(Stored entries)
══════════════════════════════

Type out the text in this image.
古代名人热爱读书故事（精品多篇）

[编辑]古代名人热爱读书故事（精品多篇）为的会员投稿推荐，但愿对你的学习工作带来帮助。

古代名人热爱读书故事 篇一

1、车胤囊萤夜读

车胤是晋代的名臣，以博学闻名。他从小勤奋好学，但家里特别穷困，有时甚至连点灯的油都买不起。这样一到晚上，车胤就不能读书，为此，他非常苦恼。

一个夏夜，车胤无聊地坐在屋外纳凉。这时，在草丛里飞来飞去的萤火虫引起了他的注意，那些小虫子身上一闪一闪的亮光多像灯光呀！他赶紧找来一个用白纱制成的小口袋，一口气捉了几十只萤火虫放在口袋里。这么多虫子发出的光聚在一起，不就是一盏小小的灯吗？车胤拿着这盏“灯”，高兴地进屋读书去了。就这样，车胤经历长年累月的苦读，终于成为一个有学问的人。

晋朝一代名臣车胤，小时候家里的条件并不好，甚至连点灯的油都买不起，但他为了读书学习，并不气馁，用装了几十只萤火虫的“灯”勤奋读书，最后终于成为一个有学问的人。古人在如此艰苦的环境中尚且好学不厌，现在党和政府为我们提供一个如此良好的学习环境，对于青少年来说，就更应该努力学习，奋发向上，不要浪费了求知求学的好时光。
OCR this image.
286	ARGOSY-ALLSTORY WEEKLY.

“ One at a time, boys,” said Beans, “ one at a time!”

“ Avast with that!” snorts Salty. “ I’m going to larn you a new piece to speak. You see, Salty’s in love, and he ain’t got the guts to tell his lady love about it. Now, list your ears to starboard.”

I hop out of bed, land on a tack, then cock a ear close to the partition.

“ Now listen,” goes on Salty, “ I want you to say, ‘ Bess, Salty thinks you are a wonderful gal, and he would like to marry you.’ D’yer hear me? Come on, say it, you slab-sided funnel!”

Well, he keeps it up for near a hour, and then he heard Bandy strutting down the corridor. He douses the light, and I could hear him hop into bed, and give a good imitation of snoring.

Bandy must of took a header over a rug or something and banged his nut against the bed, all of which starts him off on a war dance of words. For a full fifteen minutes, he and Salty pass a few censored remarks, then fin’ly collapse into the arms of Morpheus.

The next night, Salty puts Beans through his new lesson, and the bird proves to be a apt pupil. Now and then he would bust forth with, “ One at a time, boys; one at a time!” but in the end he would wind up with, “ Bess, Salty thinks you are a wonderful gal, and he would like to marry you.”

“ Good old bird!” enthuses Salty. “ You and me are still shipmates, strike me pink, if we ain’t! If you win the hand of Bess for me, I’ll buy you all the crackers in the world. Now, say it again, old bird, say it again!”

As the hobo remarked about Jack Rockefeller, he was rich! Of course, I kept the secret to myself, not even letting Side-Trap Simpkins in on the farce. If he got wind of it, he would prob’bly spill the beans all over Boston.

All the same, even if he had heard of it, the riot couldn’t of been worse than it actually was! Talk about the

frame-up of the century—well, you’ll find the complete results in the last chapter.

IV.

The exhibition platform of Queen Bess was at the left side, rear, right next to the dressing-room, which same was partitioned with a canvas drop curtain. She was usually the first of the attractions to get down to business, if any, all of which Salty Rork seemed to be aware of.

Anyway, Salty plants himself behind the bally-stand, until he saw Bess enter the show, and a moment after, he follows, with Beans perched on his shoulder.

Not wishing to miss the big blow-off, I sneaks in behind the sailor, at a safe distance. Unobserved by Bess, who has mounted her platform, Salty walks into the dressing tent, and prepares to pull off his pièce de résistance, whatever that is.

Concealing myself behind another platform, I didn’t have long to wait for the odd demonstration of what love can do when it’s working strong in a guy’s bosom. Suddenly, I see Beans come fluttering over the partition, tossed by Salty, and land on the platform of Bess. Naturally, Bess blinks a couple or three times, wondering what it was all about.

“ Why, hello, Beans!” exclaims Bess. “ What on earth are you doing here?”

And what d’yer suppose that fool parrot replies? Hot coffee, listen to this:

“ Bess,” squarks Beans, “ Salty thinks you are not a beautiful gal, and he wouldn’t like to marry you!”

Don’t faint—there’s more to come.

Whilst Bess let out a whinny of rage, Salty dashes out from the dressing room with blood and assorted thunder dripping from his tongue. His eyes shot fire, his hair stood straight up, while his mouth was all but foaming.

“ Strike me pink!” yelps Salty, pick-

══════════════════════════════

Print all of the entries exactly as they are written.

→ Output for this exercise:
Type out the text in this image.
古代名人热爱读书故事（精品多篇）

[编辑]古代名人热爱读书故事（精品多篇）为的会员投稿推荐，但愿对你的学习工作带来帮助。

古代名人热爱读书故事 篇一

1、车胤囊萤夜读

车胤是晋代的名臣，以博学闻名。他从小勤奋好学，但家里特别穷困，有时甚至连点灯的油都买不起。这样一到晚上，车胤就不能读书，为此，他非常苦恼。

一个夏夜，车胤无聊地坐在屋外纳凉。这时，在草丛里飞来飞去的萤火虫引起了他的注意，那些小虫子身上一闪一闪的亮光多像灯光呀！他赶紧找来一个用白纱制成的小口袋，一口气捉了几十只萤火虫放在口袋里。这么多虫子发出的光聚在一起，不就是一盏小小的灯吗？车胤拿着这盏“灯”，高兴地进屋读书去了。就这样，车胤经历长年累月的苦读，终于成为一个有学问的人。

晋朝一代名臣车胤，小时候家里的条件并不好，甚至连点灯的油都买不起，但他为了读书学习，并不气馁，用装了几十只萤火虫的“灯”勤奋读书，最后终于成为一个有学问的人。古人在如此艰苦的环境中尚且好学不厌，现在党和政府为我们提供一个如此良好的学习环境，对于青少年来说，就更应该努力学习，奋发向上，不要浪费了求知求学的好时光。
OCR this image.
286	ARGOSY-ALLSTORY WEEKLY.

“ One at a time, boys,” said Beans, “ one at a time!”

“ Avast with that!” snorts Salty. “ I’m going to larn you a new piece to speak. You see, Salty’s in love, and he ain’t got the guts to tell his lady love about it. Now, list your ears to starboard.”

I hop out of bed, land on a tack, then cock a ear close to the partition.

“ Now listen,” goes on Salty, “ I want you to say, ‘ Bess, Salty thinks you are a wonderful gal, and he would like to marry you.’ D’yer hear me? Come on, say it, you slab-sided funnel!”

Well, he keeps it up for near a hour, and then he heard Bandy strutting down the corridor. He douses the light, and I could hear him hop into bed, and give a good imitation of snoring.

Bandy must of took a header over a rug or something and banged his nut against the bed, all of which starts him off on a war dance of words. For a full fifteen minutes, he and Salty pass a few censored remarks, then fin’ly collapse into the arms of Morpheus.

The next night, Salty puts Beans through his new lesson, and the bird proves to be a apt pupil. Now and then he would bust forth with, “ One at a time, boys; one at a time!” but in the end he would wind up with, “ Bess, Salty thinks you are a wonderful gal, and he would like to marry you.”

“ Good old bird!” enthuses Salty. “ You and me are still shipmates, strike me pink, if we ain’t! If you win the hand of Bess for me, I’ll buy you all the crackers in the world. Now, say it again, old bird, say it again!”

As the hobo remarked about Jack Rockefeller, he was rich! Of course, I kept the secret to myself, not even letting Side-Trap Simpkins in on the farce. If he got wind of it, he would prob’bly spill the beans all over Boston.

All the same, even if he had heard of it, the riot couldn’t of been worse than it actually was! Talk about the

frame-up of the century—well, you’ll find the complete results in the last chapter.

IV.

The exhibition platform of Queen Bess was at the left side, rear, right next to the dressing-room, which same was partitioned with a canvas drop curtain. She was usually the first of the attractions to get down to business, if any, all of which Salty Rork seemed to be aware of.

Anyway, Salty plants himself behind the bally-stand, until he saw Bess enter the show, and a moment after, he follows, with Beans perched on his shoulder.

Not wishing to miss the big blow-off, I sneaks in behind the sailor, at a safe distance. Unobserved by Bess, who has mounted her platform, Salty walks into the dressing tent, and prepares to pull off his pièce de résistance, whatever that is.

Concealing myself behind another platform, I didn’t have long to wait for the odd demonstration of what love can do when it’s working strong in a guy’s bosom. Suddenly, I see Beans come fluttering over the partition, tossed by Salty, and land on the platform of Bess. Naturally, Bess blinks a couple or three times, wondering what it was all about.

“ Why, hello, Beans!” exclaims Bess. “ What on earth are you doing here?”

And what d’yer suppose that fool parrot replies? Hot coffee, listen to this:

“ Bess,” squarks Beans, “ Salty thinks you are not a beautiful gal, and he wouldn’t like to marry you!”

Don’t faint—there’s more to come.

Whilst Bess let out a whinny of rage, Salty dashes out from the dressing room with blood and assorted thunder dripping from his tongue. His eyes shot fire, his hair stood straight up, while his mouth was all but foaming.

“ Strike me pink!” yelps Salty, pick-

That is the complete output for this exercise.